Dataset items:
◇ ◇ ◇ ◇

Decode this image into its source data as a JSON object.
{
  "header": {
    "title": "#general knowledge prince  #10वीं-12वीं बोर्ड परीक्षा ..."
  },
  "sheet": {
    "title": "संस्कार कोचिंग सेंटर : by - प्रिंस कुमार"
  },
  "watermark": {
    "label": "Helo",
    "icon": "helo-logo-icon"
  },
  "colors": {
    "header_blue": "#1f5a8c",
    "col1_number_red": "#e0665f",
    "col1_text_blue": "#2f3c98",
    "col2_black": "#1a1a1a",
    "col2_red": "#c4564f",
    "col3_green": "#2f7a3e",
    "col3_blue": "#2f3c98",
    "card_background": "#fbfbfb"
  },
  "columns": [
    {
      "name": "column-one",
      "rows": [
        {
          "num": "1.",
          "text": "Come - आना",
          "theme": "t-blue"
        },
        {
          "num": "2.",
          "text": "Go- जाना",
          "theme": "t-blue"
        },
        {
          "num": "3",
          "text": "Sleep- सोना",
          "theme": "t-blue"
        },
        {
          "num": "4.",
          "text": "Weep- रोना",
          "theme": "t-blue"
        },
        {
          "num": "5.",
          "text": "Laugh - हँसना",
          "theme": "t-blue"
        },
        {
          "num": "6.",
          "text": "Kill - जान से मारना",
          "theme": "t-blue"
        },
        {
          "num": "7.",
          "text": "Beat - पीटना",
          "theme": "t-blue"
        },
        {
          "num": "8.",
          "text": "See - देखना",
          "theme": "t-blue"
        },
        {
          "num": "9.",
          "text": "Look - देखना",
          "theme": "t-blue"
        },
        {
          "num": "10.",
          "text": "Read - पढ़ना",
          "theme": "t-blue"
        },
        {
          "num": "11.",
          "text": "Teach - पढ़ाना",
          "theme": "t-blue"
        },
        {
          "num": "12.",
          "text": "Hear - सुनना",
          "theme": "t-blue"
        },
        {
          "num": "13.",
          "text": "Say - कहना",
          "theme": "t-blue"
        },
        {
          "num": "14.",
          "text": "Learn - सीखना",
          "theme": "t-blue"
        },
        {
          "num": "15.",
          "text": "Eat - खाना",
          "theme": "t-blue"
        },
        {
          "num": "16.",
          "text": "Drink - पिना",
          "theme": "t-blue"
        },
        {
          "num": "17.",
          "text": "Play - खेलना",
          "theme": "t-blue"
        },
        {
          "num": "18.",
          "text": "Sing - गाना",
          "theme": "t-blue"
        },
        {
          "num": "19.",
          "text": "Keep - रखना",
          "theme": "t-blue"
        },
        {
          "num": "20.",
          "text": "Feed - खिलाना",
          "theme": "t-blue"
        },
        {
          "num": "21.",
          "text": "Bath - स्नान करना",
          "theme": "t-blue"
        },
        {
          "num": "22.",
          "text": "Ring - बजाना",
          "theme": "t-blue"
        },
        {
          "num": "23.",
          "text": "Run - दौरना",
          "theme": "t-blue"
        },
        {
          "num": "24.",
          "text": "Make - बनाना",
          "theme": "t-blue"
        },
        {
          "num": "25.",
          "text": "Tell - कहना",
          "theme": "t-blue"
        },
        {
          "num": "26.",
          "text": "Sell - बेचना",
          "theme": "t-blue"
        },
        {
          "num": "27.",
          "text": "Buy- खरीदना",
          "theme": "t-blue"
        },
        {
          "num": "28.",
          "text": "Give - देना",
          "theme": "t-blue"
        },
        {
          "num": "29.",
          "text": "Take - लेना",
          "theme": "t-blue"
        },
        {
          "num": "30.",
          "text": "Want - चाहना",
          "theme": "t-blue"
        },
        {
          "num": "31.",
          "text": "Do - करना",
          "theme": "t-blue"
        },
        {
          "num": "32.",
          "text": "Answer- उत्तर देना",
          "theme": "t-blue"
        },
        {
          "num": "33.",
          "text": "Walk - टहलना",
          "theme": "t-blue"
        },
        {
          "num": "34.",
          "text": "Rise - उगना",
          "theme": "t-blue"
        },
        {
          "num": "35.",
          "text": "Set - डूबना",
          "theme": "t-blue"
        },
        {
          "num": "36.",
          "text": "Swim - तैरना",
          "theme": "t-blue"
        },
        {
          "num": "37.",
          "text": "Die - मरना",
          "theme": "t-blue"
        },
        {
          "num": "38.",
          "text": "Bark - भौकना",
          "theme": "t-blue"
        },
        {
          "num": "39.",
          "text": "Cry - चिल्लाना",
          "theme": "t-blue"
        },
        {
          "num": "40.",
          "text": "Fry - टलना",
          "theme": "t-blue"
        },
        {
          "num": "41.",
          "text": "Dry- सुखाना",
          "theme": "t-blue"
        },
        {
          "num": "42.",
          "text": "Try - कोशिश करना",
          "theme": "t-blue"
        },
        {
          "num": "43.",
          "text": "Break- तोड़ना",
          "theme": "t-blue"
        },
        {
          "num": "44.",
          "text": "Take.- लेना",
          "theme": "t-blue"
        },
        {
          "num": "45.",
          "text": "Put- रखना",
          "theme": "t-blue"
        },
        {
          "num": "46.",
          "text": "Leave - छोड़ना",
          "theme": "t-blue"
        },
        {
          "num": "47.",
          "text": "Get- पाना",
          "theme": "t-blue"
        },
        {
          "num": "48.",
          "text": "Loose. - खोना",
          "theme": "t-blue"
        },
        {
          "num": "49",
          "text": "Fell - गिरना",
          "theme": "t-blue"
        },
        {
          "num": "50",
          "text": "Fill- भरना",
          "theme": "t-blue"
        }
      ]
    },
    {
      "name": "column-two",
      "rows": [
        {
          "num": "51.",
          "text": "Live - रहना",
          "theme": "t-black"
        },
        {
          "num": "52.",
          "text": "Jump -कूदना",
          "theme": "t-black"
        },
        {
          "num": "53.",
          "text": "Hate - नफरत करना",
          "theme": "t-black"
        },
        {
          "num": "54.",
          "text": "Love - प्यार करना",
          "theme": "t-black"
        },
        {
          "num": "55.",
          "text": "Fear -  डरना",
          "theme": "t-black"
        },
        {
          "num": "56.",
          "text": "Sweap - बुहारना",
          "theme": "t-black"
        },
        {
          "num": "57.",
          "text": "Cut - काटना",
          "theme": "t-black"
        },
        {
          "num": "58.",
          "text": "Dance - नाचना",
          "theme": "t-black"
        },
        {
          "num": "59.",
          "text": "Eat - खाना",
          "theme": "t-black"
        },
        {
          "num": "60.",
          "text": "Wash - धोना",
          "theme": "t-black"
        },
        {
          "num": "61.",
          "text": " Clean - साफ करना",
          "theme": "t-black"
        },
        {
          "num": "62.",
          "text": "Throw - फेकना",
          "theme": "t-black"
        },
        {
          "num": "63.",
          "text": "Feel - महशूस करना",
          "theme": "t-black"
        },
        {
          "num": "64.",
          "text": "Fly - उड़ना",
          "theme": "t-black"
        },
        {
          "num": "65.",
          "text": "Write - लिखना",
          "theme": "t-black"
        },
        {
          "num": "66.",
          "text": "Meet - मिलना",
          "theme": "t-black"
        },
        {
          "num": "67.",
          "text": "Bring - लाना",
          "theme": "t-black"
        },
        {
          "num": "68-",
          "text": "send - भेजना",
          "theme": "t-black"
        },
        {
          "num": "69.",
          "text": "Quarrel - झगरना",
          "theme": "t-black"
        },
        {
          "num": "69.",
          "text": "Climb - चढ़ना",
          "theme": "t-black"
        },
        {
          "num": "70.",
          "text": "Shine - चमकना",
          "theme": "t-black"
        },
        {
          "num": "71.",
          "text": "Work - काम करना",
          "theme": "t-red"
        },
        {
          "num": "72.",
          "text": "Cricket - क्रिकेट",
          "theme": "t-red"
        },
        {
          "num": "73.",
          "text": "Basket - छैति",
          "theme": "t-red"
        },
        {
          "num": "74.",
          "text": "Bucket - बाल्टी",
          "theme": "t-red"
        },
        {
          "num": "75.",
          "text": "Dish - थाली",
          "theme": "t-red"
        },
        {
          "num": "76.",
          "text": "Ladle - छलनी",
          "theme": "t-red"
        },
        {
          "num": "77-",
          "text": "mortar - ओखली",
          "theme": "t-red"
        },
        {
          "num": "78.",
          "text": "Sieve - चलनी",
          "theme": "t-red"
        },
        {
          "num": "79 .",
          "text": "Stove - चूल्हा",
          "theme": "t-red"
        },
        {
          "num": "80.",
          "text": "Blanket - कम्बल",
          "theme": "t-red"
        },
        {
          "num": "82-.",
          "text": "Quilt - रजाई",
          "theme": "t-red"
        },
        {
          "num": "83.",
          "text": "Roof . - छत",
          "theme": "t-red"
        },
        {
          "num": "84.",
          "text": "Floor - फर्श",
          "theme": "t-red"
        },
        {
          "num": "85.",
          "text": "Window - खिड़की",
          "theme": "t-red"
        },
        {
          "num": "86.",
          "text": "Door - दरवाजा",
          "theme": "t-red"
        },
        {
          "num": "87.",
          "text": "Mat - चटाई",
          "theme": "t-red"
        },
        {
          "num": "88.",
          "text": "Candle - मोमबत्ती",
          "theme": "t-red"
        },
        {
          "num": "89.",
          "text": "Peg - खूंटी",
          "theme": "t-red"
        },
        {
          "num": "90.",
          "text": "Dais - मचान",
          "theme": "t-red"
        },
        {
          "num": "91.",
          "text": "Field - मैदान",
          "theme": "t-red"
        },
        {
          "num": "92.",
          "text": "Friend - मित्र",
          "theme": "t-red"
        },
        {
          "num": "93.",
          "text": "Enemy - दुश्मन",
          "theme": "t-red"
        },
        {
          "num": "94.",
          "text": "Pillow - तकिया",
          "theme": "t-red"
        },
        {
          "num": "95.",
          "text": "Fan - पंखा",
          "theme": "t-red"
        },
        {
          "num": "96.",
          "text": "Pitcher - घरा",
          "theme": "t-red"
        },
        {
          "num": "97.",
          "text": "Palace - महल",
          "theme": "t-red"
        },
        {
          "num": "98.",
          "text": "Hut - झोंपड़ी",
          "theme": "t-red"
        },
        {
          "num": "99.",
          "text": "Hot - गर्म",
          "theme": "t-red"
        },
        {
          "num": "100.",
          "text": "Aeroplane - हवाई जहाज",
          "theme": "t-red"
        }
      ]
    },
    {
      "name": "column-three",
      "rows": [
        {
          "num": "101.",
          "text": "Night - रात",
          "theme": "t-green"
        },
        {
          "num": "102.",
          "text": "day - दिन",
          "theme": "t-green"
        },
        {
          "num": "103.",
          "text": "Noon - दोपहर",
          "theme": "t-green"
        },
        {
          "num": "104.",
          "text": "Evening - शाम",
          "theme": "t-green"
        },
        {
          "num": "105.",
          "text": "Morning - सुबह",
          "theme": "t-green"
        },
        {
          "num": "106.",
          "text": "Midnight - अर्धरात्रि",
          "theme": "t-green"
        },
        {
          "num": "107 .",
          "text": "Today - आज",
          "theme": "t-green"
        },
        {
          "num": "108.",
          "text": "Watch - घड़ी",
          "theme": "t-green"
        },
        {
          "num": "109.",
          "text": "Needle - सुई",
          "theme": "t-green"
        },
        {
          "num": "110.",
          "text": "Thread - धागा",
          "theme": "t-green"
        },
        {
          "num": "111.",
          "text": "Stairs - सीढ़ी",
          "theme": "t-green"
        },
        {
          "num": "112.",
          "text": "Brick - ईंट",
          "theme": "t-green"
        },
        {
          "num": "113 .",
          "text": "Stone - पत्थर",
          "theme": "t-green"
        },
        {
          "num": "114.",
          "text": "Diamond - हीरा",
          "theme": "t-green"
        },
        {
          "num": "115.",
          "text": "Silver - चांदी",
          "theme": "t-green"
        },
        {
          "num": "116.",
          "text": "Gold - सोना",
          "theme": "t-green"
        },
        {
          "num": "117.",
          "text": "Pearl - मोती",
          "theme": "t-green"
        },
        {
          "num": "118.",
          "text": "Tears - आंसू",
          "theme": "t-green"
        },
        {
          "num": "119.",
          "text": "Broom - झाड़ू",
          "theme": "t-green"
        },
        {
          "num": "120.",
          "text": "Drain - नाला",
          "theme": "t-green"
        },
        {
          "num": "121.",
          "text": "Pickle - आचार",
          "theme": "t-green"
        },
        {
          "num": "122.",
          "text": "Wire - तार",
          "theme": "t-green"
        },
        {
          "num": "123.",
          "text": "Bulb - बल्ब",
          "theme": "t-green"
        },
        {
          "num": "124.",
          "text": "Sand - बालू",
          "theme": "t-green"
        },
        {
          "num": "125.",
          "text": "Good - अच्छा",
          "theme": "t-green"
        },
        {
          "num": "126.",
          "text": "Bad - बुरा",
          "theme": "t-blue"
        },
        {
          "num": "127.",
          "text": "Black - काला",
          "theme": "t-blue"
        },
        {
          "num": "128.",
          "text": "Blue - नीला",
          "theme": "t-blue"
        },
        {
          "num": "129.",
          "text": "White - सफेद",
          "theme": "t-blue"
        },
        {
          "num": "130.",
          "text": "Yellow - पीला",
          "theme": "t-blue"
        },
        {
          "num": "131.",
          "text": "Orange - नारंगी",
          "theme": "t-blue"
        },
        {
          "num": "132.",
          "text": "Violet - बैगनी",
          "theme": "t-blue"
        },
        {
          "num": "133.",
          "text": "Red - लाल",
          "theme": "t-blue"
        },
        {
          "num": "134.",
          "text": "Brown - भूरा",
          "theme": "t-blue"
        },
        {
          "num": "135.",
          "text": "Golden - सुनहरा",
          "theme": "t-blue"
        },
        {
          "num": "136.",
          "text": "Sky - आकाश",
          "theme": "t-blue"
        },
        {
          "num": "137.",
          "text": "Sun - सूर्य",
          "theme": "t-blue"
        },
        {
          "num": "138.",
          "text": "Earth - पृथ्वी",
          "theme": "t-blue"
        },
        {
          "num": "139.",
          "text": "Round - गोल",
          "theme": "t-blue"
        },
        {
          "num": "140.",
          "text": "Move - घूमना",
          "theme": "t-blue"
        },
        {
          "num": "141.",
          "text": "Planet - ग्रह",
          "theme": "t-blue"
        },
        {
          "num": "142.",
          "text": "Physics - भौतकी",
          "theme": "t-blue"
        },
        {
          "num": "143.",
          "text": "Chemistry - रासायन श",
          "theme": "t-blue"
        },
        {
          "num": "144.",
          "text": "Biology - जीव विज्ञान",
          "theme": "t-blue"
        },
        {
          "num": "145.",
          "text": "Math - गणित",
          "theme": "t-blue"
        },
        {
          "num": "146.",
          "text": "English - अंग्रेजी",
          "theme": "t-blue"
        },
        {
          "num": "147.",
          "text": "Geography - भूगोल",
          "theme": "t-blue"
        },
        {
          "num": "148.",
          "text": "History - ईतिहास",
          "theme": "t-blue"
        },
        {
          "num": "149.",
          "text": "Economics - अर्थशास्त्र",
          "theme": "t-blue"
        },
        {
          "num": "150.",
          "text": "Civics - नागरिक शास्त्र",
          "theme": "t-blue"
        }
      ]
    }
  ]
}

◇ ◇ ◇ ◇

STATED GOAL: Find the string "title" in the entries above and return each line that holds it.

EXERCISE RESULT:
    "title": "#general knowledge prince  #10वीं-12वीं बोर्ड परीक्षा ..."
    "title": "संस्कार कोचिंग सेंटर : by - प्रिंस कुमार"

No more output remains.